** Start Extracted material **

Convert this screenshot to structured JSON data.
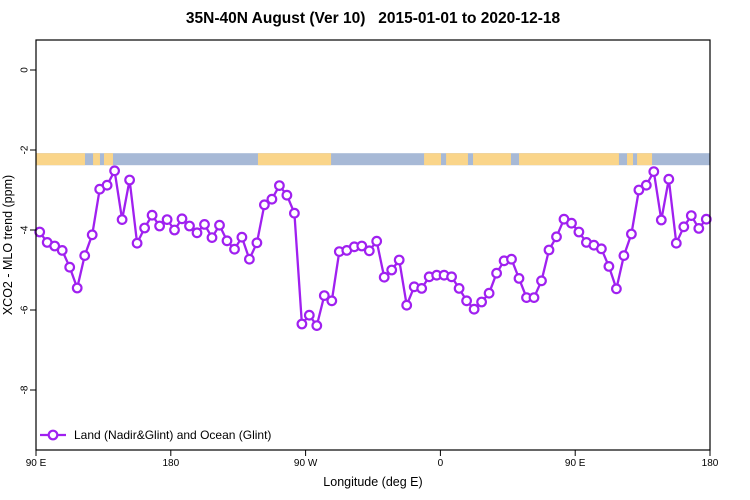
{
  "title": "35N-40N August (Ver 10)   2015-01-01 to 2020-12-18",
  "chart_data": {
    "type": "line",
    "title": "35N-40N August (Ver 10)   2015-01-01 to 2020-12-18",
    "xlabel": "Longitude (deg E)",
    "ylabel": "XCO2 - MLO trend (ppm)",
    "legend_label": "Land (Nadir&Glint) and Ocean (Glint)",
    "legend_position": "bottom-left",
    "grid": "off",
    "xlim": [
      90,
      540
    ],
    "ylim": [
      -9.5,
      0.75
    ],
    "x_ticks": [
      {
        "v": 90,
        "label": "90 E"
      },
      {
        "v": 180,
        "label": "180"
      },
      {
        "v": 270,
        "label": "90 W"
      },
      {
        "v": 360,
        "label": "0"
      },
      {
        "v": 450,
        "label": "90 E"
      },
      {
        "v": 540,
        "label": "180"
      }
    ],
    "y_ticks": [
      {
        "v": 0,
        "label": "0"
      },
      {
        "v": -2,
        "label": "-2"
      },
      {
        "v": -4,
        "label": "-4"
      },
      {
        "v": -6,
        "label": "-6"
      },
      {
        "v": -8,
        "label": "-8"
      }
    ],
    "series": [
      {
        "name": "Land (Nadir&Glint) and Ocean (Glint)",
        "marker": "open-circle",
        "x_start": 92.5,
        "x_step": 5,
        "values": [
          -4.05,
          -4.31,
          -4.4,
          -4.51,
          -4.93,
          -5.45,
          -4.64,
          -4.12,
          -2.98,
          -2.88,
          -2.52,
          -3.74,
          -2.75,
          -4.33,
          -3.95,
          -3.63,
          -3.9,
          -3.74,
          -4.0,
          -3.72,
          -3.9,
          -4.07,
          -3.86,
          -4.19,
          -3.88,
          -4.27,
          -4.48,
          -4.18,
          -4.73,
          -4.32,
          -3.37,
          -3.23,
          -2.89,
          -3.13,
          -3.58,
          -6.35,
          -6.13,
          -6.39,
          -5.64,
          -5.77,
          -4.54,
          -4.51,
          -4.42,
          -4.4,
          -4.52,
          -4.28,
          -5.18,
          -5.0,
          -4.75,
          -5.88,
          -5.42,
          -5.46,
          -5.17,
          -5.13,
          -5.13,
          -5.17,
          -5.46,
          -5.77,
          -5.98,
          -5.8,
          -5.58,
          -5.08,
          -4.77,
          -4.73,
          -5.21,
          -5.69,
          -5.69,
          -5.27,
          -4.5,
          -4.17,
          -3.73,
          -3.83,
          -4.05,
          -4.31,
          -4.38,
          -4.47,
          -4.91,
          -5.47,
          -4.64,
          -4.1,
          -3.0,
          -2.88,
          -2.54,
          -3.75,
          -2.73,
          -4.33,
          -3.92,
          -3.64,
          -3.96,
          -3.73
        ]
      }
    ],
    "map_strip": {
      "description": "land-ocean strip along 35N-40N",
      "y_range": [
        -2.38,
        -2.08
      ],
      "ocean_span": [
        90,
        540
      ],
      "land_segments": [
        [
          90,
          122.7
        ],
        [
          128.1,
          132.7
        ],
        [
          135.4,
          141.4
        ],
        [
          238.2,
          287.0
        ],
        [
          349.1,
          360.4
        ],
        [
          363.8,
          378.4
        ],
        [
          381.8,
          407.1
        ],
        [
          412.5,
          479.2
        ],
        [
          484.6,
          488.6
        ],
        [
          491.3,
          501.3
        ]
      ]
    },
    "colors": {
      "line": "#A020F0",
      "marker_fill": "#FFFFFF",
      "land": "#FAD58A",
      "ocean": "#A7B9D6",
      "axis": "#000000"
    }
  }
}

** End Extracted material **

What the task requires →
Scan the records above and report how many lines include the word "August", without any other text.

Solution to the problem →
2